### Text segment

Veteran Greater Cincinnati “Outlaw Country/Ameripolitan” singer/songwriter Dallas Moore is one of the busiest musicians in the area, playing shows almost every night of the week, whether around Southwestern Ohio or on tour across the country. But Moore has a performance coming up that even his most hardcore fans won’t be able to attend. That is, unless they get arrested in Kentucky’s Bullitt County in the next few days.
This Monday, Moore will travel to the Bullitt County Detention Center, located in Shepherdsville, Ky., about 20 miles south of Louisville, Ky., to perform an acoustic set for inmates. He will also be recording the performance for a live album, which will be released on the locally based Sol Records, which has put out Moore’s last several albums as well as recordings by area bands like Ridge Runner and Pure Grain.
The clear precursor to a recording of this type is At Folsom Prison, the album Johnny Cash recorded in the late ’60s at a notorious detention facility in California. Released on Columbia Records in 1968, the album helped revive Cash’s career and is considered an indisputable classic, regardless of genre (Rolling Stone ranked it No. 88 on its “500 Greatest Albums of All Time” list and No. 3 on its “50 Greatest Live Albums of All Time” list).

######

In the article about Dallas Moore's jail performance, which record label will release the live album?

### Supplied information

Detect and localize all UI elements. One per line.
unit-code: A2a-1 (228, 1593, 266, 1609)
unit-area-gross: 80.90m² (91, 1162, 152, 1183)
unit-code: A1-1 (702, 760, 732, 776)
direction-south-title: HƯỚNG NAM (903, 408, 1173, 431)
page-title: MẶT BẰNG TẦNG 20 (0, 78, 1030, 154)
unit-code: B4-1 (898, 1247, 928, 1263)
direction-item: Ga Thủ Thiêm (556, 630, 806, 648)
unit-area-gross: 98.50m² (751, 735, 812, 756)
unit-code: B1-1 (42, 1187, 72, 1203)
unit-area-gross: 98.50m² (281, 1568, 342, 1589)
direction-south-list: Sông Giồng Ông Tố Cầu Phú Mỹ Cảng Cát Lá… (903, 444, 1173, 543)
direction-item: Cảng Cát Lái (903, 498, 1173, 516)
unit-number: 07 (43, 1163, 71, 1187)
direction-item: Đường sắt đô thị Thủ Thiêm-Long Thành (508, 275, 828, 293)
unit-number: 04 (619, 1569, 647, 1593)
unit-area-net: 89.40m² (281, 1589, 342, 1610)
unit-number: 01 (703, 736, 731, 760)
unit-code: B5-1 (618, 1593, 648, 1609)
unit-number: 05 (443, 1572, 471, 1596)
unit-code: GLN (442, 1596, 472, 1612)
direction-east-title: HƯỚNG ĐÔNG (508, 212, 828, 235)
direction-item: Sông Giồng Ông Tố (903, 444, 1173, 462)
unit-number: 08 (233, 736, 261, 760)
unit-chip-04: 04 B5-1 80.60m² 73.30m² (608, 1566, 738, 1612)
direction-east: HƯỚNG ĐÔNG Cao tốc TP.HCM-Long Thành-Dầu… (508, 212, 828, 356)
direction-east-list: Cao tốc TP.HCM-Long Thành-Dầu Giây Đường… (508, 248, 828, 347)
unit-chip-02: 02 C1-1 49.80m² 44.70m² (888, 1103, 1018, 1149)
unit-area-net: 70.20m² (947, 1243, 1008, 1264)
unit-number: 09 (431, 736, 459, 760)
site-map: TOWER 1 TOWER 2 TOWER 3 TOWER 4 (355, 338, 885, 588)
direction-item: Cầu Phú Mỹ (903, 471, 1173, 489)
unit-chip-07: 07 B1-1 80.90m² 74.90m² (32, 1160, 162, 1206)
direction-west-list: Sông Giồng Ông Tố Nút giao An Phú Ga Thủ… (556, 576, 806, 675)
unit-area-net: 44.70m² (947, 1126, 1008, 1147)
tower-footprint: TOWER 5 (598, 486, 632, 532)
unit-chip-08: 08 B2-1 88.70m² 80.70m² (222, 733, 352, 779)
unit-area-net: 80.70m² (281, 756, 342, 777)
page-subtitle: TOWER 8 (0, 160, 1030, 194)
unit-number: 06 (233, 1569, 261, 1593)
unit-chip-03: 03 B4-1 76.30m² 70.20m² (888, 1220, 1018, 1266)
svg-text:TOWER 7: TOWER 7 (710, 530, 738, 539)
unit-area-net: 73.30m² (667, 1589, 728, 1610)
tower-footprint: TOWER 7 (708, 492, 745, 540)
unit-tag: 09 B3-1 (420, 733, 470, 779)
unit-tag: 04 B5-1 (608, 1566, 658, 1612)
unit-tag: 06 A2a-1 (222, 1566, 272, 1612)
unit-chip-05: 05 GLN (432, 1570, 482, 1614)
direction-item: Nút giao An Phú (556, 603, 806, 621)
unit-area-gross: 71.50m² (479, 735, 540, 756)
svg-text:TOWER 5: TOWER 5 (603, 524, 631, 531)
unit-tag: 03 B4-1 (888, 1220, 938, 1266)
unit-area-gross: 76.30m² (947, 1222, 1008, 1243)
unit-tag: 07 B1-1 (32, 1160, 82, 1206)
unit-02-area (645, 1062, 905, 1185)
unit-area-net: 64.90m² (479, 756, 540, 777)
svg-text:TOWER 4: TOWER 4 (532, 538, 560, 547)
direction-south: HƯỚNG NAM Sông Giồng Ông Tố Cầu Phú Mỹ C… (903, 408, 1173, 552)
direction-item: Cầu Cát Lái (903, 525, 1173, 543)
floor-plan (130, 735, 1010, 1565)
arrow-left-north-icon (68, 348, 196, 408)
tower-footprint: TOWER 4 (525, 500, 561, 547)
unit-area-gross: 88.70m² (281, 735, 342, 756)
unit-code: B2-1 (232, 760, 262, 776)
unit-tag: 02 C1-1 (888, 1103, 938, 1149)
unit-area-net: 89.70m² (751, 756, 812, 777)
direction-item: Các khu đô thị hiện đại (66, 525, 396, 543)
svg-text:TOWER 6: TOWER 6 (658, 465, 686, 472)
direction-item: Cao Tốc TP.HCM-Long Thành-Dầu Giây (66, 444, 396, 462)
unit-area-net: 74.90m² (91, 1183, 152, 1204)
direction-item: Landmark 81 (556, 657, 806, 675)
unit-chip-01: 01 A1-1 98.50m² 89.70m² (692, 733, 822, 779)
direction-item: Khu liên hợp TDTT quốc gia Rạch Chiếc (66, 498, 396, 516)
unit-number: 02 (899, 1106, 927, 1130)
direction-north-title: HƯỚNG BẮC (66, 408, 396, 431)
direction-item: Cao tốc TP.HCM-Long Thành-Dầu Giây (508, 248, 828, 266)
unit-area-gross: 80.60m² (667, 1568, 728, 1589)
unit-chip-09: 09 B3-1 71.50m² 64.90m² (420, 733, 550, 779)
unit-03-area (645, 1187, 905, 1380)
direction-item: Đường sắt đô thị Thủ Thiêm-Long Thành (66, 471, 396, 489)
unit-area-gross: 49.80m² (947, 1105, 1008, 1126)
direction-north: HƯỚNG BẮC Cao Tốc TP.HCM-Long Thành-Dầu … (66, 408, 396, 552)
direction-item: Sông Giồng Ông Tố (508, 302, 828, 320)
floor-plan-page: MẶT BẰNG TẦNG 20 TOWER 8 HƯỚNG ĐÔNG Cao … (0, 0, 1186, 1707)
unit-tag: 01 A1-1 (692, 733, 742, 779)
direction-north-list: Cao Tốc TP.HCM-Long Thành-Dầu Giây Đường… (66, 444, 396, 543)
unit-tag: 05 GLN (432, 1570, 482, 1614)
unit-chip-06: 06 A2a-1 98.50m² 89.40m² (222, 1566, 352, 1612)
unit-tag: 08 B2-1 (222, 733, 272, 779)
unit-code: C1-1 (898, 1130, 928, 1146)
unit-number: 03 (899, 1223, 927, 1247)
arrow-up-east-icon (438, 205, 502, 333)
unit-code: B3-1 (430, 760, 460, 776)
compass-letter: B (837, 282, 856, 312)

######

▶ **Result below**: Sol Records